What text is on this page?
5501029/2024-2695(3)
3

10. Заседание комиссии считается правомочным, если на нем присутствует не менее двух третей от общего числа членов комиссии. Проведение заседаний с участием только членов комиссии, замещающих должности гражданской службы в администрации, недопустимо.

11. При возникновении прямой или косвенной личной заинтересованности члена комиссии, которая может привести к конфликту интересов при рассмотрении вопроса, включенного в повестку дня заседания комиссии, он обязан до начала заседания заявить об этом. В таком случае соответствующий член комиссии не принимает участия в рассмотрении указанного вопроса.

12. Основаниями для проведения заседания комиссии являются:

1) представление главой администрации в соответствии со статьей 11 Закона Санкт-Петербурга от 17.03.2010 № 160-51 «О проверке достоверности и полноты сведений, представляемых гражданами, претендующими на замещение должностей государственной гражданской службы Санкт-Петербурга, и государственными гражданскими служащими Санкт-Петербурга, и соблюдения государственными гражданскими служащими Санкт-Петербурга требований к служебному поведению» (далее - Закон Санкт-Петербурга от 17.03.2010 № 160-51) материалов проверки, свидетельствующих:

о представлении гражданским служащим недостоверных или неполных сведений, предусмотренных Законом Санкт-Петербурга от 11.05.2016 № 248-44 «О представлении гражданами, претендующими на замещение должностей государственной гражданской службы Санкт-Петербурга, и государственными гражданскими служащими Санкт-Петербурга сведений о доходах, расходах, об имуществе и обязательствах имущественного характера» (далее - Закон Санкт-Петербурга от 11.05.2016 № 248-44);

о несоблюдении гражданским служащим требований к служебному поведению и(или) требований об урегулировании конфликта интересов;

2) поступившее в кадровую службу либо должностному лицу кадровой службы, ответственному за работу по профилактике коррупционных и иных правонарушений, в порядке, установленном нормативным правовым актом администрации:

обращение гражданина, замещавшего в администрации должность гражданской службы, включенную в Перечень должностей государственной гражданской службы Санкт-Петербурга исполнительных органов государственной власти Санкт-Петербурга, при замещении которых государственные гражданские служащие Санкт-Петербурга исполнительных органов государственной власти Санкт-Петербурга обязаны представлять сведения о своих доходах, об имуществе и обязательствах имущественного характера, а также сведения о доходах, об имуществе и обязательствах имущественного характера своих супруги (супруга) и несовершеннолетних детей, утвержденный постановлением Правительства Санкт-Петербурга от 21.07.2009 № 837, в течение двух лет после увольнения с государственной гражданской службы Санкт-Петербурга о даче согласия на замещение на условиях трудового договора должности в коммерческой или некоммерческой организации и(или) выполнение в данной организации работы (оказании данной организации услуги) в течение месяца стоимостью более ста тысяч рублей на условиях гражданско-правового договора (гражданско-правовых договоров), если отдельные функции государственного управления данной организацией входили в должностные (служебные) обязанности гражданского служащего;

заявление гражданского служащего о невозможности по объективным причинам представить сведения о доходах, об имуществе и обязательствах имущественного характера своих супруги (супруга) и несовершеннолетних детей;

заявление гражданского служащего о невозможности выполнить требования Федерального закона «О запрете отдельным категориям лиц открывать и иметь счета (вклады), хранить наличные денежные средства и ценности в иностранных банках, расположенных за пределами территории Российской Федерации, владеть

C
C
-*-*-
[REQUEST]:
Word for word, write out all of the data above.

[SOLUTION FOR THIS EXERCISE]:
What text is on this page?
5501029/2024-2695(3)
3

10. Заседание комиссии считается правомочным, если на нем присутствует не менее двух третей от общего числа членов комиссии. Проведение заседаний с участием только членов комиссии, замещающих должности гражданской службы в администрации, недопустимо.

11. При возникновении прямой или косвенной личной заинтересованности члена комиссии, которая может привести к конфликту интересов при рассмотрении вопроса, включенного в повестку дня заседания комиссии, он обязан до начала заседания заявить об этом. В таком случае соответствующий член комиссии не принимает участия в рассмотрении указанного вопроса.

12. Основаниями для проведения заседания комиссии являются:

1) представление главой администрации в соответствии со статьей 11 Закона Санкт-Петербурга от 17.03.2010 № 160-51 «О проверке достоверности и полноты сведений, представляемых гражданами, претендующими на замещение должностей государственной гражданской службы Санкт-Петербурга, и государственными гражданскими служащими Санкт-Петербурга, и соблюдения государственными гражданскими служащими Санкт-Петербурга требований к служебному поведению» (далее - Закон Санкт-Петербурга от 17.03.2010 № 160-51) материалов проверки, свидетельствующих:

о представлении гражданским служащим недостоверных или неполных сведений, предусмотренных Законом Санкт-Петербурга от 11.05.2016 № 248-44 «О представлении гражданами, претендующими на замещение должностей государственной гражданской службы Санкт-Петербурга, и государственными гражданскими служащими Санкт-Петербурга сведений о доходах, расходах, об имуществе и обязательствах имущественного характера» (далее - Закон Санкт-Петербурга от 11.05.2016 № 248-44);

о несоблюдении гражданским служащим требований к служебному поведению и(или) требований об урегулировании конфликта интересов;

2) поступившее в кадровую службу либо должностному лицу кадровой службы, ответственному за работу по профилактике коррупционных и иных правонарушений, в порядке, установленном нормативным правовым актом администрации:

обращение гражданина, замещавшего в администрации должность гражданской службы, включенную в Перечень должностей государственной гражданской службы Санкт-Петербурга исполнительных органов государственной власти Санкт-Петербурга, при замещении которых государственные гражданские служащие Санкт-Петербурга исполнительных органов государственной власти Санкт-Петербурга обязаны представлять сведения о своих доходах, об имуществе и обязательствах имущественного характера, а также сведения о доходах, об имуществе и обязательствах имущественного характера своих супруги (супруга) и несовершеннолетних детей, утвержденный постановлением Правительства Санкт-Петербурга от 21.07.2009 № 837, в течение двух лет после увольнения с государственной гражданской службы Санкт-Петербурга о даче согласия на замещение на условиях трудового договора должности в коммерческой или некоммерческой организации и(или) выполнение в данной организации работы (оказании данной организации услуги) в течение месяца стоимостью более ста тысяч рублей на условиях гражданско-правового договора (гражданско-правовых договоров), если отдельные функции государственного управления данной организацией входили в должностные (служебные) обязанности гражданского служащего;

заявление гражданского служащего о невозможности по объективным причинам представить сведения о доходах, об имуществе и обязательствах имущественного характера своих супруги (супруга) и несовершеннолетних детей;

заявление гражданского служащего о невозможности выполнить требования Федерального закона «О запрете отдельным категориям лиц открывать и иметь счета (вклады), хранить наличные денежные средства и ценности в иностранных банках, расположенных за пределами территории Российской Федерации, владеть

C
C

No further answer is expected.